_EXERCISE OBJECTIVE_
Return every entry exactly.

_RECORDED INFORMATION_
◇ ◇ ◇

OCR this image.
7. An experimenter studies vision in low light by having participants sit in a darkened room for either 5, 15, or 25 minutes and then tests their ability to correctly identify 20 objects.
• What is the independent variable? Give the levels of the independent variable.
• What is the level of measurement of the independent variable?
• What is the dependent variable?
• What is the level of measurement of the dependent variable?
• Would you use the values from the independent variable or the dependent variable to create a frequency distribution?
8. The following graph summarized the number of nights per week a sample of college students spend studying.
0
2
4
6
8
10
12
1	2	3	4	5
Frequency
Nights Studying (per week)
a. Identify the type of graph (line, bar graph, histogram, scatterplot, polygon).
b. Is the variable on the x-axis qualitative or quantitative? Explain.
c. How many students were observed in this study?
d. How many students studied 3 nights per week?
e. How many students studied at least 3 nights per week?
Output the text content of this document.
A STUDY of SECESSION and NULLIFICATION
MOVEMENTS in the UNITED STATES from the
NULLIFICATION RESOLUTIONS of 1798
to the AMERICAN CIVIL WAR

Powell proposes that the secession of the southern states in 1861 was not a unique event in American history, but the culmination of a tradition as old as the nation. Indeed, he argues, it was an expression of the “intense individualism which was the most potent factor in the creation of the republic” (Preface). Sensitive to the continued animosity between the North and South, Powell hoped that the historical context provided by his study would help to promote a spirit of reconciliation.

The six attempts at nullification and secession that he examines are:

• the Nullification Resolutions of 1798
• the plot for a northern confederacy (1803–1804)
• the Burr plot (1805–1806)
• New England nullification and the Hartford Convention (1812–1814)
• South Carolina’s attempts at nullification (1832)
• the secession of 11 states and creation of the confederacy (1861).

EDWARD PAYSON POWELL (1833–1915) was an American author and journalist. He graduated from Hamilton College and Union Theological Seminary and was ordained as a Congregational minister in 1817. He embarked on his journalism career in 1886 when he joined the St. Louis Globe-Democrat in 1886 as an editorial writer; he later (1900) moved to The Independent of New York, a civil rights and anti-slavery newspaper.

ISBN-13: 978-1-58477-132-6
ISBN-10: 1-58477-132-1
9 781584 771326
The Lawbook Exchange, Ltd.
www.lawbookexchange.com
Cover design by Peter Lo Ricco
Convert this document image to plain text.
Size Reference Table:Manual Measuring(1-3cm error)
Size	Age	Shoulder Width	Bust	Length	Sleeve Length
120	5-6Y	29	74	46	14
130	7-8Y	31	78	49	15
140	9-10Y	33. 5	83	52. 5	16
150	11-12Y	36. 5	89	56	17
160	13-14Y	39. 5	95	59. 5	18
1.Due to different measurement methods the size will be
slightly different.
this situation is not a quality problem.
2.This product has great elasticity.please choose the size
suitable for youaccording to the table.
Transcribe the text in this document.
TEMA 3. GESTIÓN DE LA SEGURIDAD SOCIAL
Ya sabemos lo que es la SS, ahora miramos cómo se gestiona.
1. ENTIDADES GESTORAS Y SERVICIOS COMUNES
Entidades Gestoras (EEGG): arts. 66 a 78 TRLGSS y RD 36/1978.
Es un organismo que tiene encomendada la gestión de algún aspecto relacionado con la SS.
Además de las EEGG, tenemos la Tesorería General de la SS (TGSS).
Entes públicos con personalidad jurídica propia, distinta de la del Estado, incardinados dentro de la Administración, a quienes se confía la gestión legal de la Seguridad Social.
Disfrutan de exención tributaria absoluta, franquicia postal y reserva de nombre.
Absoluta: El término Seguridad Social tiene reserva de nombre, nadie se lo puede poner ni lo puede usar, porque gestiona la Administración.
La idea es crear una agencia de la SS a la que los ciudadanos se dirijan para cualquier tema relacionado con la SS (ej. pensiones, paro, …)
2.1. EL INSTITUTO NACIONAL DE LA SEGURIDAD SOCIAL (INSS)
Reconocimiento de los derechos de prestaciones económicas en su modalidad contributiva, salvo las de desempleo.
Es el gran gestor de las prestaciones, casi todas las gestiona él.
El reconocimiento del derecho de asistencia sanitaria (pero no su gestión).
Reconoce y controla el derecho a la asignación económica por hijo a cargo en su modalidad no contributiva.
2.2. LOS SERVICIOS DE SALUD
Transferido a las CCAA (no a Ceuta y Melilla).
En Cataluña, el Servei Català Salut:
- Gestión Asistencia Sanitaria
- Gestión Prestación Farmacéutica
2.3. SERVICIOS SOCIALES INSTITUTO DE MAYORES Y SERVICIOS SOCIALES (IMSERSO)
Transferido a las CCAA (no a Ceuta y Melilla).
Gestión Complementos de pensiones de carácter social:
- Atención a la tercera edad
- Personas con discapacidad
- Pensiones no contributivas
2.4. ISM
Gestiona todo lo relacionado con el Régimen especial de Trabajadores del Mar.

◇ ◇ ◇

_CORRECT RESPONSE_
OCR this image.
7. An experimenter studies vision in low light by having participants sit in a darkened room for either 5, 15, or 25 minutes and then tests their ability to correctly identify 20 objects.
• What is the independent variable? Give the levels of the independent variable.
• What is the level of measurement of the independent variable?
• What is the dependent variable?
• What is the level of measurement of the dependent variable?
• Would you use the values from the independent variable or the dependent variable to create a frequency distribution?
8. The following graph summarized the number of nights per week a sample of college students spend studying.
0
2
4
6
8
10
12
1	2	3	4	5
Frequency
Nights Studying (per week)
a. Identify the type of graph (line, bar graph, histogram, scatterplot, polygon).
b. Is the variable on the x-axis qualitative or quantitative? Explain.
c. How many students were observed in this study?
d. How many students studied 3 nights per week?
e. How many students studied at least 3 nights per week?
Output the text content of this document.
A STUDY of SECESSION and NULLIFICATION
MOVEMENTS in the UNITED STATES from the
NULLIFICATION RESOLUTIONS of 1798
to the AMERICAN CIVIL WAR

Powell proposes that the secession of the southern states in 1861 was not a unique event in American history, but the culmination of a tradition as old as the nation. Indeed, he argues, it was an expression of the “intense individualism which was the most potent factor in the creation of the republic” (Preface). Sensitive to the continued animosity between the North and South, Powell hoped that the historical context provided by his study would help to promote a spirit of reconciliation.

The six attempts at nullification and secession that he examines are:

• the Nullification Resolutions of 1798
• the plot for a northern confederacy (1803–1804)
• the Burr plot (1805–1806)
• New England nullification and the Hartford Convention (1812–1814)
• South Carolina’s attempts at nullification (1832)
• the secession of 11 states and creation of the confederacy (1861).

EDWARD PAYSON POWELL (1833–1915) was an American author and journalist. He graduated from Hamilton College and Union Theological Seminary and was ordained as a Congregational minister in 1817. He embarked on his journalism career in 1886 when he joined the St. Louis Globe-Democrat in 1886 as an editorial writer; he later (1900) moved to The Independent of New York, a civil rights and anti-slavery newspaper.

ISBN-13: 978-1-58477-132-6
ISBN-10: 1-58477-132-1
9 781584 771326
The Lawbook Exchange, Ltd.
www.lawbookexchange.com
Cover design by Peter Lo Ricco
Convert this document image to plain text.
Size Reference Table:Manual Measuring(1-3cm error)
Size	Age	Shoulder Width	Bust	Length	Sleeve Length
120	5-6Y	29	74	46	14
130	7-8Y	31	78	49	15
140	9-10Y	33. 5	83	52. 5	16
150	11-12Y	36. 5	89	56	17
160	13-14Y	39. 5	95	59. 5	18
1.Due to different measurement methods the size will be
slightly different.
this situation is not a quality problem.
2.This product has great elasticity.please choose the size
suitable for youaccording to the table.
Transcribe the text in this document.
TEMA 3. GESTIÓN DE LA SEGURIDAD SOCIAL
Ya sabemos lo que es la SS, ahora miramos cómo se gestiona.
1. ENTIDADES GESTORAS Y SERVICIOS COMUNES
Entidades Gestoras (EEGG): arts. 66 a 78 TRLGSS y RD 36/1978.
Es un organismo que tiene encomendada la gestión de algún aspecto relacionado con la SS.
Además de las EEGG, tenemos la Tesorería General de la SS (TGSS).
Entes públicos con personalidad jurídica propia, distinta de la del Estado, incardinados dentro de la Administración, a quienes se confía la gestión legal de la Seguridad Social.
Disfrutan de exención tributaria absoluta, franquicia postal y reserva de nombre.
Absoluta: El término Seguridad Social tiene reserva de nombre, nadie se lo puede poner ni lo puede usar, porque gestiona la Administración.
La idea es crear una agencia de la SS a la que los ciudadanos se dirijan para cualquier tema relacionado con la SS (ej. pensiones, paro, …)
2.1. EL INSTITUTO NACIONAL DE LA SEGURIDAD SOCIAL (INSS)
Reconocimiento de los derechos de prestaciones económicas en su modalidad contributiva, salvo las de desempleo.
Es el gran gestor de las prestaciones, casi todas las gestiona él.
El reconocimiento del derecho de asistencia sanitaria (pero no su gestión).
Reconoce y controla el derecho a la asignación económica por hijo a cargo en su modalidad no contributiva.
2.2. LOS SERVICIOS DE SALUD
Transferido a las CCAA (no a Ceuta y Melilla).
En Cataluña, el Servei Català Salut:
- Gestión Asistencia Sanitaria
- Gestión Prestación Farmacéutica
2.3. SERVICIOS SOCIALES INSTITUTO DE MAYORES Y SERVICIOS SOCIALES (IMSERSO)
Transferido a las CCAA (no a Ceuta y Melilla).
Gestión Complementos de pensiones de carácter social:
- Atención a la tercera edad
- Personas con discapacidad
- Pensiones no contributivas
2.4. ISM
Gestiona todo lo relacionado con el Régimen especial de Trabajadores del Mar.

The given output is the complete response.